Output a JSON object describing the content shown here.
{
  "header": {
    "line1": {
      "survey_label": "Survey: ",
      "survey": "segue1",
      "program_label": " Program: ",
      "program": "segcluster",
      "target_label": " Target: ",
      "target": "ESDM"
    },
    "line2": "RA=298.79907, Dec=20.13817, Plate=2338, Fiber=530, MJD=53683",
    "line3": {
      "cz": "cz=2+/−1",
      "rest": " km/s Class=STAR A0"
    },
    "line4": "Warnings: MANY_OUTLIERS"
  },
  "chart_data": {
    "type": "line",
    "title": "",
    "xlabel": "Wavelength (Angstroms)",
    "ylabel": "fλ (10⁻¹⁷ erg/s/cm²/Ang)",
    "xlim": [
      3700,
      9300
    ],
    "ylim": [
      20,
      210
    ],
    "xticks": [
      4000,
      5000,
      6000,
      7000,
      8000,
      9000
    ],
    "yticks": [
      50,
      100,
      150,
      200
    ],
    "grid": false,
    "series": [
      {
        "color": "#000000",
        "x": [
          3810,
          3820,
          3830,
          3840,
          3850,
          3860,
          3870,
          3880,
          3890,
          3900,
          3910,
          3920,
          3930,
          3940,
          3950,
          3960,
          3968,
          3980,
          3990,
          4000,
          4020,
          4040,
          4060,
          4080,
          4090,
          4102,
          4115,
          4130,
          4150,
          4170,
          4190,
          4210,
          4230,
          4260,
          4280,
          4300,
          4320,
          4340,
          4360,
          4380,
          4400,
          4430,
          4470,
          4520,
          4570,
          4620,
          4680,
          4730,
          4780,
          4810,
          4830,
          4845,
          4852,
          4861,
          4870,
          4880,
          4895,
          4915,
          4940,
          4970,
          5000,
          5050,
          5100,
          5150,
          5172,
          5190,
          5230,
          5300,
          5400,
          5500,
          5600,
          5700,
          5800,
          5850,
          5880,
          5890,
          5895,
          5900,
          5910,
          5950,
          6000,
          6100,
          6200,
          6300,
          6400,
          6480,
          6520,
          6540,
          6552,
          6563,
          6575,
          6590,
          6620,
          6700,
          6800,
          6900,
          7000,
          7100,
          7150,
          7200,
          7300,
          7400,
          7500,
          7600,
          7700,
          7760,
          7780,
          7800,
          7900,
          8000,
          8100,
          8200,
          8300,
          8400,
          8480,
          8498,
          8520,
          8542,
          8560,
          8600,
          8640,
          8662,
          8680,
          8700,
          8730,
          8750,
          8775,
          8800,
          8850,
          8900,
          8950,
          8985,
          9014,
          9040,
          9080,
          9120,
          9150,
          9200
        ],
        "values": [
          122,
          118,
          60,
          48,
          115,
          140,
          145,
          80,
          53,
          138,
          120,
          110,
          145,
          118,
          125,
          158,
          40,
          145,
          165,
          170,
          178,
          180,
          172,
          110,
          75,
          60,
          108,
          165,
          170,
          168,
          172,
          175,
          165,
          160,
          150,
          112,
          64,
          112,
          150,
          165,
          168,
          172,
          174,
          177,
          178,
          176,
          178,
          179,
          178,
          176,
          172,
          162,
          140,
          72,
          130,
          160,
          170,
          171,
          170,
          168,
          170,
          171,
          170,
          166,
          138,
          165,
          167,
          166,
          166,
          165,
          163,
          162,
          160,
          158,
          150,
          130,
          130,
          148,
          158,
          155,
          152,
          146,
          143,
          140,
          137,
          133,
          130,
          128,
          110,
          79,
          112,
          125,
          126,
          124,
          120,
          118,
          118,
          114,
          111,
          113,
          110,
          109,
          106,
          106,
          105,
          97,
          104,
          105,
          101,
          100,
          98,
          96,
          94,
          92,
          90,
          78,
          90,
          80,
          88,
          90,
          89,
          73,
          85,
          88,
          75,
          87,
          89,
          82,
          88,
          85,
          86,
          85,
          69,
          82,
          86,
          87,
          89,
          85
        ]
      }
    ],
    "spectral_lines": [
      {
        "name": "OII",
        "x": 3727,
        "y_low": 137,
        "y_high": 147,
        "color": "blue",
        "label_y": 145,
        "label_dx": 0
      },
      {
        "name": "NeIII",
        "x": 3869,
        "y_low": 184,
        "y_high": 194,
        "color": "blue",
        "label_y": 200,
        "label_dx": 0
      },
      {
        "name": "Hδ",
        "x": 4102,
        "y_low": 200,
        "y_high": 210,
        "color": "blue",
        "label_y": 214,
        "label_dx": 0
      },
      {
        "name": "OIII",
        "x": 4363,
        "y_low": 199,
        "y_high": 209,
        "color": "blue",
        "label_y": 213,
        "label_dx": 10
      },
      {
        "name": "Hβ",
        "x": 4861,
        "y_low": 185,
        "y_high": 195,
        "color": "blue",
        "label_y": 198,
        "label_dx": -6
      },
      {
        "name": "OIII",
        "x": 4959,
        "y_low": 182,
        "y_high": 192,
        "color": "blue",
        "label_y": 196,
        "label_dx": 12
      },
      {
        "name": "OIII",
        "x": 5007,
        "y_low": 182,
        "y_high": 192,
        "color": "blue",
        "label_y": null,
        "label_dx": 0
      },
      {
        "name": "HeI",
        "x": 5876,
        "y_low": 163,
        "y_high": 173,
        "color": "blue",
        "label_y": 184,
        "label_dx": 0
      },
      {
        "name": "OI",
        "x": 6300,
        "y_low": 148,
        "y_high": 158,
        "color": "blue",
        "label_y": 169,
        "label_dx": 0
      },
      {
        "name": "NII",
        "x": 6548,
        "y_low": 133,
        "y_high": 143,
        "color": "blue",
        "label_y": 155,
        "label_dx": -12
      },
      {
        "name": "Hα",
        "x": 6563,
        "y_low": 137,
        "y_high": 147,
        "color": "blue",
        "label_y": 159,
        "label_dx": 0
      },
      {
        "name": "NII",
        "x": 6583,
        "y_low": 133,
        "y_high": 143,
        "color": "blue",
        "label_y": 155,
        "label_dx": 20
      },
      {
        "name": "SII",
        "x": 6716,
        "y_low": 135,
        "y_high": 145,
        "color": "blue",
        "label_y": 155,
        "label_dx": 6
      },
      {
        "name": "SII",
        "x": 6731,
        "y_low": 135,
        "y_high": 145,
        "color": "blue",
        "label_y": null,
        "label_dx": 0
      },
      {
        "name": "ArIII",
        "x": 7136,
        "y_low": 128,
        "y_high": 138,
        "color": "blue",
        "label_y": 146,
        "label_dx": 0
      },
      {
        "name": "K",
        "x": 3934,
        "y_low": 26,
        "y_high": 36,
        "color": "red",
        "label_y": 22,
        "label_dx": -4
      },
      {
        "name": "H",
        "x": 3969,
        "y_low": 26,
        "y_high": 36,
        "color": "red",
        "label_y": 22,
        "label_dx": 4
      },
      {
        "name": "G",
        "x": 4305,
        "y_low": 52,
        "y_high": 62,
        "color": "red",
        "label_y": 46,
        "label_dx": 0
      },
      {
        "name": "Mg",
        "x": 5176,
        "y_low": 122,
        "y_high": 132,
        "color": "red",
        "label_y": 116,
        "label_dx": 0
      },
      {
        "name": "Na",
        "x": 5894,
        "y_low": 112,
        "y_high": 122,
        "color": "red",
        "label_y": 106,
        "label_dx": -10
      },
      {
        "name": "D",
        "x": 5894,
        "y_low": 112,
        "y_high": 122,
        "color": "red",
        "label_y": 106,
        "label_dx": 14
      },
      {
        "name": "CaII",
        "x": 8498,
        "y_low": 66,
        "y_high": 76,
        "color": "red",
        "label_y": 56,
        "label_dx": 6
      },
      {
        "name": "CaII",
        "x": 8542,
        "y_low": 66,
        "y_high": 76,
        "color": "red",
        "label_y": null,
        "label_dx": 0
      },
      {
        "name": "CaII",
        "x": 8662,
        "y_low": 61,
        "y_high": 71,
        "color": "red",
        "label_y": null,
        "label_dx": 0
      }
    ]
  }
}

--------------------------------------------------

Return the listing above word for word.

--- Exercise output ---
Output a JSON object describing the content shown here.
{
  "header": {
    "line1": {
      "survey_label": "Survey: ",
      "survey": "segue1",
      "program_label": " Program: ",
      "program": "segcluster",
      "target_label": " Target: ",
      "target": "ESDM"
    },
    "line2": "RA=298.79907, Dec=20.13817, Plate=2338, Fiber=530, MJD=53683",
    "line3": {
      "cz": "cz=2+/−1",
      "rest": " km/s Class=STAR A0"
    },
    "line4": "Warnings: MANY_OUTLIERS"
  },
  "chart_data": {
    "type": "line",
    "title": "",
    "xlabel": "Wavelength (Angstroms)",
    "ylabel": "fλ (10⁻¹⁷ erg/s/cm²/Ang)",
    "xlim": [
      3700,
      9300
    ],
    "ylim": [
      20,
      210
    ],
    "xticks": [
      4000,
      5000,
      6000,
      7000,
      8000,
      9000
    ],
    "yticks": [
      50,
      100,
      150,
      200
    ],
    "grid": false,
    "series": [
      {
        "color": "#000000",
        "x": [
          3810,
          3820,
          3830,
          3840,
          3850,
          3860,
          3870,
          3880,
          3890,
          3900,
          3910,
          3920,
          3930,
          3940,
          3950,
          3960,
          3968,
          3980,
          3990,
          4000,
          4020,
          4040,
          4060,
          4080,
          4090,
          4102,
          4115,
          4130,
          4150,
          4170,
          4190,
          4210,
          4230,
          4260,
          4280,
          4300,
          4320,
          4340,
          4360,
          4380,
          4400,
          4430,
          4470,
          4520,
          4570,
          4620,
          4680,
          4730,
          4780,
          4810,
          4830,
          4845,
          4852,
          4861,
          4870,
          4880,
          4895,
          4915,
          4940,
          4970,
          5000,
          5050,
          5100,
          5150,
          5172,
          5190,
          5230,
          5300,
          5400,
          5500,
          5600,
          5700,
          5800,
          5850,
          5880,
          5890,
          5895,
          5900,
          5910,
          5950,
          6000,
          6100,
          6200,
          6300,
          6400,
          6480,
          6520,
          6540,
          6552,
          6563,
          6575,
          6590,
          6620,
          6700,
          6800,
          6900,
          7000,
          7100,
          7150,
          7200,
          7300,
          7400,
          7500,
          7600,
          7700,
          7760,
          7780,
          7800,
          7900,
          8000,
          8100,
          8200,
          8300,
          8400,
          8480,
          8498,
          8520,
          8542,
          8560,
          8600,
          8640,
          8662,
          8680,
          8700,
          8730,
          8750,
          8775,
          8800,
          8850,
          8900,
          8950,
          8985,
          9014,
          9040,
          9080,
          9120,
          9150,
          9200
        ],
        "values": [
          122,
          118,
          60,
          48,
          115,
          140,
          145,
          80,
          53,
          138,
          120,
          110,
          145,
          118,
          125,
          158,
          40,
          145,
          165,
          170,
          178,
          180,
          172,
          110,
          75,
          60,
          108,
          165,
          170,
          168,
          172,
          175,
          165,
          160,
          150,
          112,
          64,
          112,
          150,
          165,
          168,
          172,
          174,
          177,
          178,
          176,
          178,
          179,
          178,
          176,
          172,
          162,
          140,
          72,
          130,
          160,
          170,
          171,
          170,
          168,
          170,
          171,
          170,
          166,
          138,
          165,
          167,
          166,
          166,
          165,
          163,
          162,
          160,
          158,
          150,
          130,
          130,
          148,
          158,
          155,
          152,
          146,
          143,
          140,
          137,
          133,
          130,
          128,
          110,
          79,
          112,
          125,
          126,
          124,
          120,
          118,
          118,
          114,
          111,
          113,
          110,
          109,
          106,
          106,
          105,
          97,
          104,
          105,
          101,
          100,
          98,
          96,
          94,
          92,
          90,
          78,
          90,
          80,
          88,
          90,
          89,
          73,
          85,
          88,
          75,
          87,
          89,
          82,
          88,
          85,
          86,
          85,
          69,
          82,
          86,
          87,
          89,
          85
        ]
      }
    ],
    "spectral_lines": [
      {
        "name": "OII",
        "x": 3727,
        "y_low": 137,
        "y_high": 147,
        "color": "blue",
        "label_y": 145,
        "label_dx": 0
      },
      {
        "name": "NeIII",
        "x": 3869,
        "y_low": 184,
        "y_high": 194,
        "color": "blue",
        "label_y": 200,
        "label_dx": 0
      },
      {
        "name": "Hδ",
        "x": 4102,
        "y_low": 200,
        "y_high": 210,
        "color": "blue",
        "label_y": 214,
        "label_dx": 0
      },
      {
        "name": "OIII",
        "x": 4363,
        "y_low": 199,
        "y_high": 209,
        "color": "blue",
        "label_y": 213,
        "label_dx": 10
      },
      {
        "name": "Hβ",
        "x": 4861,
        "y_low": 185,
        "y_high": 195,
        "color": "blue",
        "label_y": 198,
        "label_dx": -6
      },
      {
        "name": "OIII",
        "x": 4959,
        "y_low": 182,
        "y_high": 192,
        "color": "blue",
        "label_y": 196,
        "label_dx": 12
      },
      {
        "name": "OIII",
        "x": 5007,
        "y_low": 182,
        "y_high": 192,
        "color": "blue",
        "label_y": null,
        "label_dx": 0
      },
      {
        "name": "HeI",
        "x": 5876,
        "y_low": 163,
        "y_high": 173,
        "color": "blue",
        "label_y": 184,
        "label_dx": 0
      },
      {
        "name": "OI",
        "x": 6300,
        "y_low": 148,
        "y_high": 158,
        "color": "blue",
        "label_y": 169,
        "label_dx": 0
      },
      {
        "name": "NII",
        "x": 6548,
        "y_low": 133,
        "y_high": 143,
        "color": "blue",
        "label_y": 155,
        "label_dx": -12
      },
      {
        "name": "Hα",
        "x": 6563,
        "y_low": 137,
        "y_high": 147,
        "color": "blue",
        "label_y": 159,
        "label_dx": 0
      },
      {
        "name": "NII",
        "x": 6583,
        "y_low": 133,
        "y_high": 143,
        "color": "blue",
        "label_y": 155,
        "label_dx": 20
      },
      {
        "name": "SII",
        "x": 6716,
        "y_low": 135,
        "y_high": 145,
        "color": "blue",
        "label_y": 155,
        "label_dx": 6
      },
      {
        "name": "SII",
        "x": 6731,
        "y_low": 135,
        "y_high": 145,
        "color": "blue",
        "label_y": null,
        "label_dx": 0
      },
      {
        "name": "ArIII",
        "x": 7136,
        "y_low": 128,
        "y_high": 138,
        "color": "blue",
        "label_y": 146,
        "label_dx": 0
      },
      {
        "name": "K",
        "x": 3934,
        "y_low": 26,
        "y_high": 36,
        "color": "red",
        "label_y": 22,
        "label_dx": -4
      },
      {
        "name": "H",
        "x": 3969,
        "y_low": 26,
        "y_high": 36,
        "color": "red",
        "label_y": 22,
        "label_dx": 4
      },
      {
        "name": "G",
        "x": 4305,
        "y_low": 52,
        "y_high": 62,
        "color": "red",
        "label_y": 46,
        "label_dx": 0
      },
      {
        "name": "Mg",
        "x": 5176,
        "y_low": 122,
        "y_high": 132,
        "color": "red",
        "label_y": 116,
        "label_dx": 0
      },
      {
        "name": "Na",
        "x": 5894,
        "y_low": 112,
        "y_high": 122,
        "color": "red",
        "label_y": 106,
        "label_dx": -10
      },
      {
        "name": "D",
        "x": 5894,
        "y_low": 112,
        "y_high": 122,
        "color": "red",
        "label_y": 106,
        "label_dx": 14
      },
      {
        "name": "CaII",
        "x": 8498,
        "y_low": 66,
        "y_high": 76,
        "color": "red",
        "label_y": 56,
        "label_dx": 6
      },
      {
        "name": "CaII",
        "x": 8542,
        "y_low": 66,
        "y_high": 76,
        "color": "red",
        "label_y": null,
        "label_dx": 0
      },
      {
        "name": "CaII",
        "x": 8662,
        "y_low": 61,
        "y_high": 71,
        "color": "red",
        "label_y": null,
        "label_dx": 0
      }
    ]
  }
}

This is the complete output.